_What to work on_. Will you output all of the data below exactly, omitting the images?

— Start —

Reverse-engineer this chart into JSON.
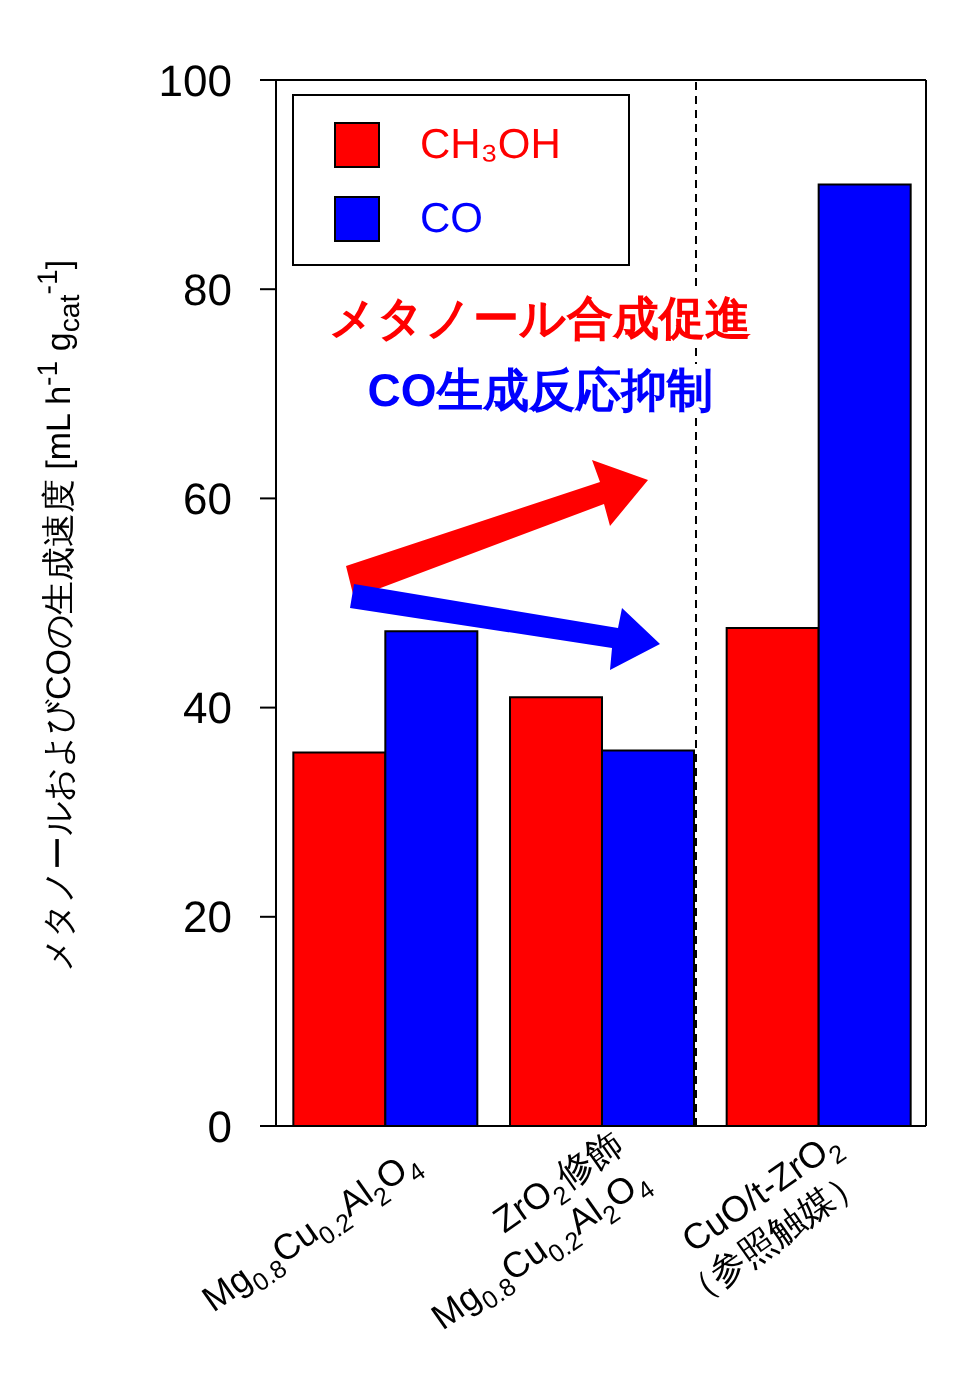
{
  "chart_data": {
    "type": "bar",
    "ylabel": "メタノールおよびCOの生成速度 [mL h$^{-1}$ g$_{cat}$$^{-1}$]",
    "categories": [
      "Mg$_{0.8}$Cu$_{0.2}$Al$_{2}$O$_{4}$",
      "ZrO$_{2}$修飾\nMg$_{0.8}$Cu$_{0.2}$Al$_{2}$O$_{4}$",
      "CuO/t-ZrO$_{2}$\n（参照触媒）"
    ],
    "series": [
      {
        "name": "CH₃OH",
        "color": "#ff0000",
        "values": [
          35.7,
          41.0,
          47.6
        ]
      },
      {
        "name": "CO",
        "color": "#0000ff",
        "values": [
          47.3,
          35.9,
          90.0
        ]
      }
    ],
    "ylim": [
      0,
      100
    ],
    "yticks": [
      0,
      20,
      40,
      60,
      80,
      100
    ],
    "legend": "top left",
    "annotations": [
      "メタノール合成促進",
      "CO生成反応抑制"
    ]
  }
}
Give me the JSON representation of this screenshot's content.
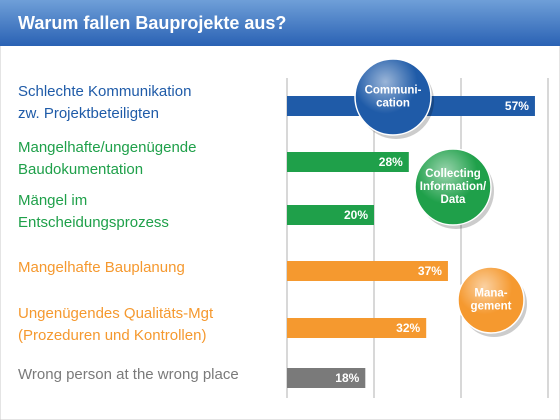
{
  "chart_data": {
    "type": "bar",
    "orientation": "horizontal",
    "title": "Warum fallen Bauprojekte aus?",
    "categories": [
      [
        "Schlechte Kommunikation",
        "zw. Projektbeteiligten"
      ],
      [
        "Mangelhafte/ungenügende",
        "Baudokumentation"
      ],
      [
        "Mängel im",
        "Entscheidungsprozess"
      ],
      [
        "Mangelhafte Bauplanung"
      ],
      [
        "Ungenügendes Qualitäts-Mgt",
        "(Prozeduren und Kontrollen)"
      ],
      [
        "Wrong person at the wrong place"
      ]
    ],
    "values": [
      57,
      28,
      20,
      37,
      32,
      18
    ],
    "value_labels": [
      "57%",
      "28%",
      "20%",
      "37%",
      "32%",
      "18%"
    ],
    "colors": [
      "#1f5ba8",
      "#1fa04a",
      "#1fa04a",
      "#f5992f",
      "#f5992f",
      "#7a7a7a"
    ],
    "xlim": [
      0,
      60
    ],
    "xticks": [
      0,
      20,
      40,
      60
    ],
    "grid": true,
    "annotations": [
      {
        "lines": [
          "Communi-",
          "cation"
        ],
        "color": "#1f5ba8"
      },
      {
        "lines": [
          "Collecting",
          "Information/",
          "Data"
        ],
        "color": "#1fa04a"
      },
      {
        "lines": [
          "Mana-",
          "gement"
        ],
        "color": "#f5992f"
      }
    ]
  }
}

— End —

_Completed exercise_.
Reverse-engineer this chart into JSON.
{
  "chart_data": {
    "type": "bar",
    "ylabel": "メタノールおよびCOの生成速度 [mL h$^{-1}$ g$_{cat}$$^{-1}$]",
    "categories": [
      "Mg$_{0.8}$Cu$_{0.2}$Al$_{2}$O$_{4}$",
      "ZrO$_{2}$修飾\nMg$_{0.8}$Cu$_{0.2}$Al$_{2}$O$_{4}$",
      "CuO/t-ZrO$_{2}$\n（参照触媒）"
    ],
    "series": [
      {
        "name": "CH₃OH",
        "color": "#ff0000",
        "values": [
          35.7,
          41.0,
          47.6
        ]
      },
      {
        "name": "CO",
        "color": "#0000ff",
        "values": [
          47.3,
          35.9,
          90.0
        ]
      }
    ],
    "ylim": [
      0,
      100
    ],
    "yticks": [
      0,
      20,
      40,
      60,
      80,
      100
    ],
    "legend": "top left",
    "annotations": [
      "メタノール合成促進",
      "CO生成反応抑制"
    ]
  }
}
Give me the JSON representation of this screenshot's content.
{
  "chart_data": {
    "type": "bar",
    "orientation": "horizontal",
    "title": "Warum fallen Bauprojekte aus?",
    "categories": [
      [
        "Schlechte Kommunikation",
        "zw. Projektbeteiligten"
      ],
      [
        "Mangelhafte/ungenügende",
        "Baudokumentation"
      ],
      [
        "Mängel im",
        "Entscheidungsprozess"
      ],
      [
        "Mangelhafte Bauplanung"
      ],
      [
        "Ungenügendes Qualitäts-Mgt",
        "(Prozeduren und Kontrollen)"
      ],
      [
        "Wrong person at the wrong place"
      ]
    ],
    "values": [
      57,
      28,
      20,
      37,
      32,
      18
    ],
    "value_labels": [
      "57%",
      "28%",
      "20%",
      "37%",
      "32%",
      "18%"
    ],
    "colors": [
      "#1f5ba8",
      "#1fa04a",
      "#1fa04a",
      "#f5992f",
      "#f5992f",
      "#7a7a7a"
    ],
    "xlim": [
      0,
      60
    ],
    "xticks": [
      0,
      20,
      40,
      60
    ],
    "grid": true,
    "annotations": [
      {
        "lines": [
          "Communi-",
          "cation"
        ],
        "color": "#1f5ba8"
      },
      {
        "lines": [
          "Collecting",
          "Information/",
          "Data"
        ],
        "color": "#1fa04a"
      },
      {
        "lines": [
          "Mana-",
          "gement"
        ],
        "color": "#f5992f"
      }
    ]
  }
}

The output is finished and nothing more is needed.